▶

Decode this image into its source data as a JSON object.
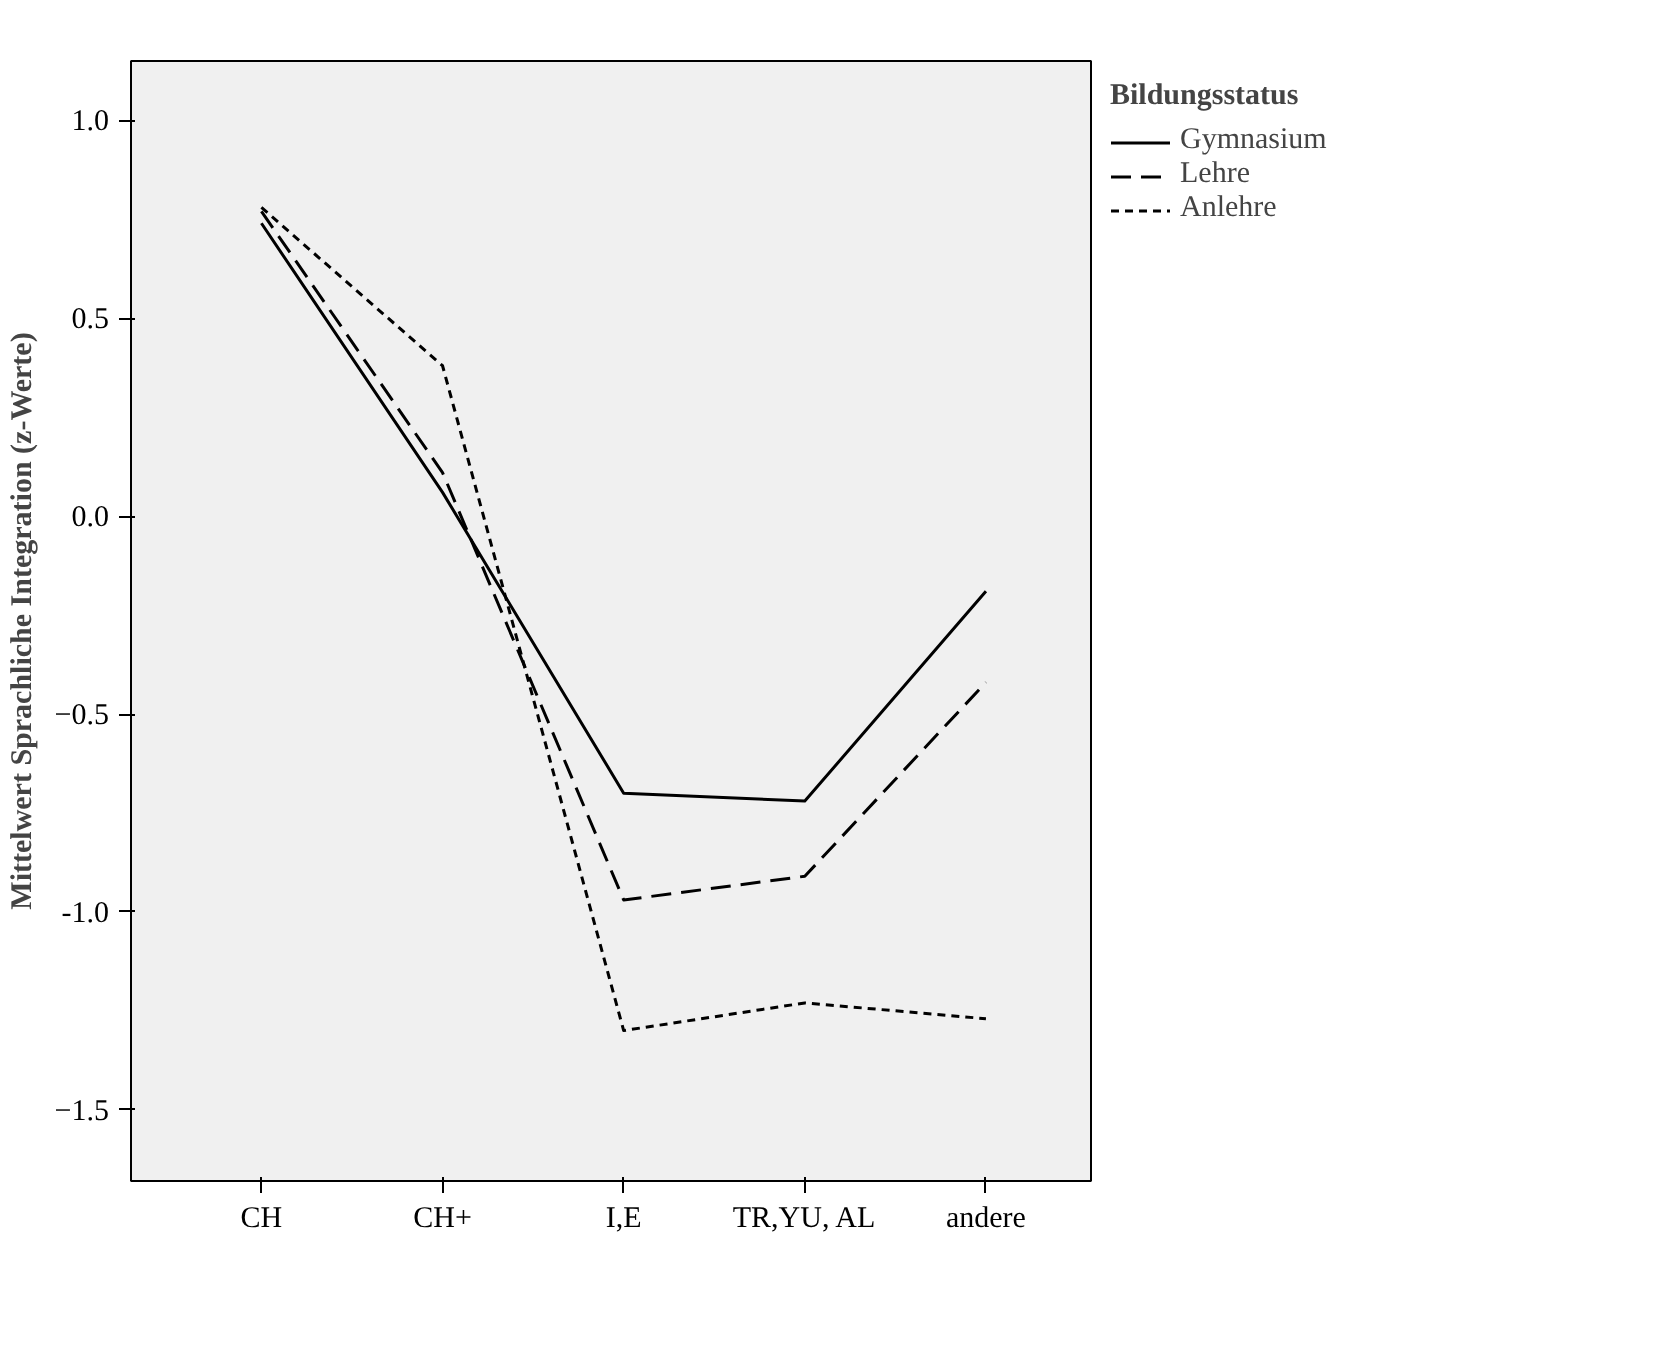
{
  "chart_data": {
    "type": "line",
    "ylabel": "Mittelwert Sprachliche Integration (z-Werte)",
    "legend_title": "Bildungsstatus",
    "legend": "right",
    "categories": [
      "CH",
      "CH+",
      "I,E",
      "TR,YU, AL",
      "andere"
    ],
    "ylim": [
      -1.68,
      1.15
    ],
    "yticks": [
      {
        "value": 1.0,
        "label": "1.0"
      },
      0.5,
      {
        "value": 0.0,
        "label": "0.0"
      },
      -0.5,
      {
        "value": -1.0,
        "label": "-1.0"
      },
      -1.5
    ],
    "marker": "none",
    "grid": false,
    "series": [
      {
        "name": "Gymnasium",
        "color": "#000000",
        "line_style": "solid",
        "values": [
          0.74,
          0.06,
          -0.7,
          -0.72,
          -0.19
        ]
      },
      {
        "name": "Lehre",
        "color": "#000000",
        "line_style": "dashed",
        "values": [
          0.77,
          0.11,
          -0.97,
          -0.91,
          -0.42
        ]
      },
      {
        "name": "Anlehre",
        "color": "#000000",
        "line_style": "dotted",
        "values": [
          0.78,
          0.38,
          -1.3,
          -1.23,
          -1.27
        ]
      }
    ]
  }
}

◀

→ Instructions to follow: Copy out the entries verbatim and leave the images out.

→ Response for this exercise:
Decode this image into its source data as a JSON object.
{
  "chart_data": {
    "type": "line",
    "ylabel": "Mittelwert Sprachliche Integration (z-Werte)",
    "legend_title": "Bildungsstatus",
    "legend": "right",
    "categories": [
      "CH",
      "CH+",
      "I,E",
      "TR,YU, AL",
      "andere"
    ],
    "ylim": [
      -1.68,
      1.15
    ],
    "yticks": [
      {
        "value": 1.0,
        "label": "1.0"
      },
      0.5,
      {
        "value": 0.0,
        "label": "0.0"
      },
      -0.5,
      {
        "value": -1.0,
        "label": "-1.0"
      },
      -1.5
    ],
    "marker": "none",
    "grid": false,
    "series": [
      {
        "name": "Gymnasium",
        "color": "#000000",
        "line_style": "solid",
        "values": [
          0.74,
          0.06,
          -0.7,
          -0.72,
          -0.19
        ]
      },
      {
        "name": "Lehre",
        "color": "#000000",
        "line_style": "dashed",
        "values": [
          0.77,
          0.11,
          -0.97,
          -0.91,
          -0.42
        ]
      },
      {
        "name": "Anlehre",
        "color": "#000000",
        "line_style": "dotted",
        "values": [
          0.78,
          0.38,
          -1.3,
          -1.23,
          -1.27
        ]
      }
    ]
  }
}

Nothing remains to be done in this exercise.